> [What you have to do] Write out all the material exactly. Leave nothing out.

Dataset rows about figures
■ ■ ■
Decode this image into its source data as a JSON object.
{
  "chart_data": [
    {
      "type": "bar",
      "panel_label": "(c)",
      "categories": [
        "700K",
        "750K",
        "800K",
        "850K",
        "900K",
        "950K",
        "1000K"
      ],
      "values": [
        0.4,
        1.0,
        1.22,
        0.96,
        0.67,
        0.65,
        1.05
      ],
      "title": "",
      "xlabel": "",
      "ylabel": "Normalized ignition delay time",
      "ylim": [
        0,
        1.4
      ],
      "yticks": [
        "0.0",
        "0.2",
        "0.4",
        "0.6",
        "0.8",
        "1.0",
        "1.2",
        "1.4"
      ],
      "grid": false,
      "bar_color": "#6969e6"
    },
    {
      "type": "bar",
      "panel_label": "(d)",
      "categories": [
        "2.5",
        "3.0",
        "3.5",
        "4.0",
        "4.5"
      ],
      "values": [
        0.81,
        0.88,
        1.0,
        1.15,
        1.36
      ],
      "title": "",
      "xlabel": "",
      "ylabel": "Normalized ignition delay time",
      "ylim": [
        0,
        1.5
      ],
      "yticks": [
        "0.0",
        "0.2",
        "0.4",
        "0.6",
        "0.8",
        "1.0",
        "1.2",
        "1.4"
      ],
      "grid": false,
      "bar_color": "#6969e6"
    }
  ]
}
■ ■ ■
> [Output of the exercise]
Decode this image into its source data as a JSON object.
{
  "chart_data": [
    {
      "type": "bar",
      "panel_label": "(c)",
      "categories": [
        "700K",
        "750K",
        "800K",
        "850K",
        "900K",
        "950K",
        "1000K"
      ],
      "values": [
        0.4,
        1.0,
        1.22,
        0.96,
        0.67,
        0.65,
        1.05
      ],
      "title": "",
      "xlabel": "",
      "ylabel": "Normalized ignition delay time",
      "ylim": [
        0,
        1.4
      ],
      "yticks": [
        "0.0",
        "0.2",
        "0.4",
        "0.6",
        "0.8",
        "1.0",
        "1.2",
        "1.4"
      ],
      "grid": false,
      "bar_color": "#6969e6"
    },
    {
      "type": "bar",
      "panel_label": "(d)",
      "categories": [
        "2.5",
        "3.0",
        "3.5",
        "4.0",
        "4.5"
      ],
      "values": [
        0.81,
        0.88,
        1.0,
        1.15,
        1.36
      ],
      "title": "",
      "xlabel": "",
      "ylabel": "Normalized ignition delay time",
      "ylim": [
        0,
        1.5
      ],
      "yticks": [
        "0.0",
        "0.2",
        "0.4",
        "0.6",
        "0.8",
        "1.0",
        "1.2",
        "1.4"
      ],
      "grid": false,
      "bar_color": "#6969e6"
    }
  ]
}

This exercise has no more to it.